- _WHAT YOU HAVE TO DO_
Images do not belong in the copy. Retype all the entries below exactly.

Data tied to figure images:
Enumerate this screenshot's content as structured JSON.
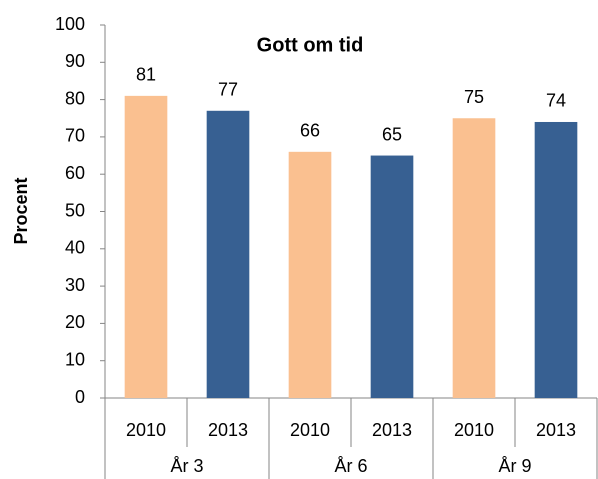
{
  "chart_data": {
    "type": "bar",
    "title": "Gott om tid",
    "y_label": "Procent",
    "categories": [
      "2010",
      "2013",
      "2010",
      "2013",
      "2010",
      "2013"
    ],
    "groups": [
      "År 3",
      "År 6",
      "År 9"
    ],
    "values": [
      81,
      77,
      66,
      65,
      75,
      74
    ],
    "colors": [
      "#fac090",
      "#376092",
      "#fac090",
      "#376092",
      "#fac090",
      "#376092"
    ],
    "ylim": [
      0,
      100
    ],
    "yticks": [
      0,
      10,
      20,
      30,
      40,
      50,
      60,
      70,
      80,
      90,
      100
    ],
    "grid": false
  }
}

- _SOLUTION TO THE EXERCISE_
Enumerate this screenshot's content as structured JSON.
{
  "chart_data": {
    "type": "bar",
    "title": "Gott om tid",
    "y_label": "Procent",
    "categories": [
      "2010",
      "2013",
      "2010",
      "2013",
      "2010",
      "2013"
    ],
    "groups": [
      "År 3",
      "År 6",
      "År 9"
    ],
    "values": [
      81,
      77,
      66,
      65,
      75,
      74
    ],
    "colors": [
      "#fac090",
      "#376092",
      "#fac090",
      "#376092",
      "#fac090",
      "#376092"
    ],
    "ylim": [
      0,
      100
    ],
    "yticks": [
      0,
      10,
      20,
      30,
      40,
      50,
      60,
      70,
      80,
      90,
      100
    ],
    "grid": false
  }
}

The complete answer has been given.